Exercise prompt. Write the data out again in full, with no departure from the original.

>> BEGIN Data for processing

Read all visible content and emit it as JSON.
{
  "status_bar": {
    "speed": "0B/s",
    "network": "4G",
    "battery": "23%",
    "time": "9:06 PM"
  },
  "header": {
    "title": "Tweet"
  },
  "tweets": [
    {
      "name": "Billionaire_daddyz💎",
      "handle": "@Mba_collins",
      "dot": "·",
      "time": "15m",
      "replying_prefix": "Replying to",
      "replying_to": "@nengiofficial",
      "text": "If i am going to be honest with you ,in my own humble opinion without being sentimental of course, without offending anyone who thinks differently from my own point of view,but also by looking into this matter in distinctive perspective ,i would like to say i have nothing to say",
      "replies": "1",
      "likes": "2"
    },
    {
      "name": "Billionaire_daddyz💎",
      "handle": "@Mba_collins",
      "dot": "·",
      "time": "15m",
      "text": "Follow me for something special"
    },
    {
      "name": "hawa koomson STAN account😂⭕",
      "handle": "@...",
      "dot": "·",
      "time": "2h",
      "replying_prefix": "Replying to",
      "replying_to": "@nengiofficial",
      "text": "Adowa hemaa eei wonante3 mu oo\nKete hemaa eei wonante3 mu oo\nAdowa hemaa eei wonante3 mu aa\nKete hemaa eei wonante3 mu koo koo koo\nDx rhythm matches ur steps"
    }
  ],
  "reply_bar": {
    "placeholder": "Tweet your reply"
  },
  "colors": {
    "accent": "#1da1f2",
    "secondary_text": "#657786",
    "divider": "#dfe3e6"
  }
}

>> END Data for processing

The reply.
Read all visible content and emit it as JSON.
{
  "status_bar": {
    "speed": "0B/s",
    "network": "4G",
    "battery": "23%",
    "time": "9:06 PM"
  },
  "header": {
    "title": "Tweet"
  },
  "tweets": [
    {
      "name": "Billionaire_daddyz💎",
      "handle": "@Mba_collins",
      "dot": "·",
      "time": "15m",
      "replying_prefix": "Replying to",
      "replying_to": "@nengiofficial",
      "text": "If i am going to be honest with you ,in my own humble opinion without being sentimental of course, without offending anyone who thinks differently from my own point of view,but also by looking into this matter in distinctive perspective ,i would like to say i have nothing to say",
      "replies": "1",
      "likes": "2"
    },
    {
      "name": "Billionaire_daddyz💎",
      "handle": "@Mba_collins",
      "dot": "·",
      "time": "15m",
      "text": "Follow me for something special"
    },
    {
      "name": "hawa koomson STAN account😂⭕",
      "handle": "@...",
      "dot": "·",
      "time": "2h",
      "replying_prefix": "Replying to",
      "replying_to": "@nengiofficial",
      "text": "Adowa hemaa eei wonante3 mu oo\nKete hemaa eei wonante3 mu oo\nAdowa hemaa eei wonante3 mu aa\nKete hemaa eei wonante3 mu koo koo koo\nDx rhythm matches ur steps"
    }
  ],
  "reply_bar": {
    "placeholder": "Tweet your reply"
  },
  "colors": {
    "accent": "#1da1f2",
    "secondary_text": "#657786",
    "divider": "#dfe3e6"
  }
}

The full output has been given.